> _What to work on_
Do any lines in the data below contain "oraz"? If so, copy every one of them.

> _Records to process_
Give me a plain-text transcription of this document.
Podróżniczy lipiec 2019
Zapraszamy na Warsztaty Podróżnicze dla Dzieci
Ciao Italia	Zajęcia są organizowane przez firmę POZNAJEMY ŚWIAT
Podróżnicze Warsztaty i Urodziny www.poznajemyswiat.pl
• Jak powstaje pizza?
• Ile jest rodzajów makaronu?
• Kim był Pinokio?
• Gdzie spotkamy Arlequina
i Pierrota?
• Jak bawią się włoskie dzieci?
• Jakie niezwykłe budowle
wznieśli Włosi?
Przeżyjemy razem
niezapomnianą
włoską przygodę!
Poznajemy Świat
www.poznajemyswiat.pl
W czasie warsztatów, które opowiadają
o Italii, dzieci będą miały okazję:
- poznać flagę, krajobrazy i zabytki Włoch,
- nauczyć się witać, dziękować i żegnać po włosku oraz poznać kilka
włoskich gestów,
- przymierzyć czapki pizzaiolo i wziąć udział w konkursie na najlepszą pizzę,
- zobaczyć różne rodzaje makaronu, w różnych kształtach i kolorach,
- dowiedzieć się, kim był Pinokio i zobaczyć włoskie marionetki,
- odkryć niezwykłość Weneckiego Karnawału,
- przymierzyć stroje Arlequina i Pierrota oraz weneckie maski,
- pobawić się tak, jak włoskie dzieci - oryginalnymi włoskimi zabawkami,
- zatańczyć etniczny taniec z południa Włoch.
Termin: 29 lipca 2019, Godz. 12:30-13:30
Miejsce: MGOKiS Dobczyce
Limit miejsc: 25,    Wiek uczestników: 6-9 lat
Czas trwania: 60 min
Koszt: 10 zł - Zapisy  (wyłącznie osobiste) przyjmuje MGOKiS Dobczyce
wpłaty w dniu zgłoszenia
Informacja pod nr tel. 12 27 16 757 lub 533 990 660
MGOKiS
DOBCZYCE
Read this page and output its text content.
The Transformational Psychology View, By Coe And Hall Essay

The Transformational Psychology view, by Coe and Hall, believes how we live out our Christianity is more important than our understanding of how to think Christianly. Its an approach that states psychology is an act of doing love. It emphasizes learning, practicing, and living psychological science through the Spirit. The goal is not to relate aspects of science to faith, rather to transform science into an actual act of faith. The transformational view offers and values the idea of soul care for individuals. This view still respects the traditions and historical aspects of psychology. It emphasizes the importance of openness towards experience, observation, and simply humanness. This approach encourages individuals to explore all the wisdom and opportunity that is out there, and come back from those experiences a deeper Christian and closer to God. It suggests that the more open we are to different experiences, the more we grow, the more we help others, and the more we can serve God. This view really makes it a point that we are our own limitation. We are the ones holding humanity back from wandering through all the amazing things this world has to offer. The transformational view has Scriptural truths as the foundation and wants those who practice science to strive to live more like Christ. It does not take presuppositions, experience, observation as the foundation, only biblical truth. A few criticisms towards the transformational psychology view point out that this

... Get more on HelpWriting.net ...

> _Task result_
- nauczyć się witać, dziękować i żegnać po włosku oraz poznać kilka
- przymierzyć stroje Arlequina i Pierrota oraz weneckie maski,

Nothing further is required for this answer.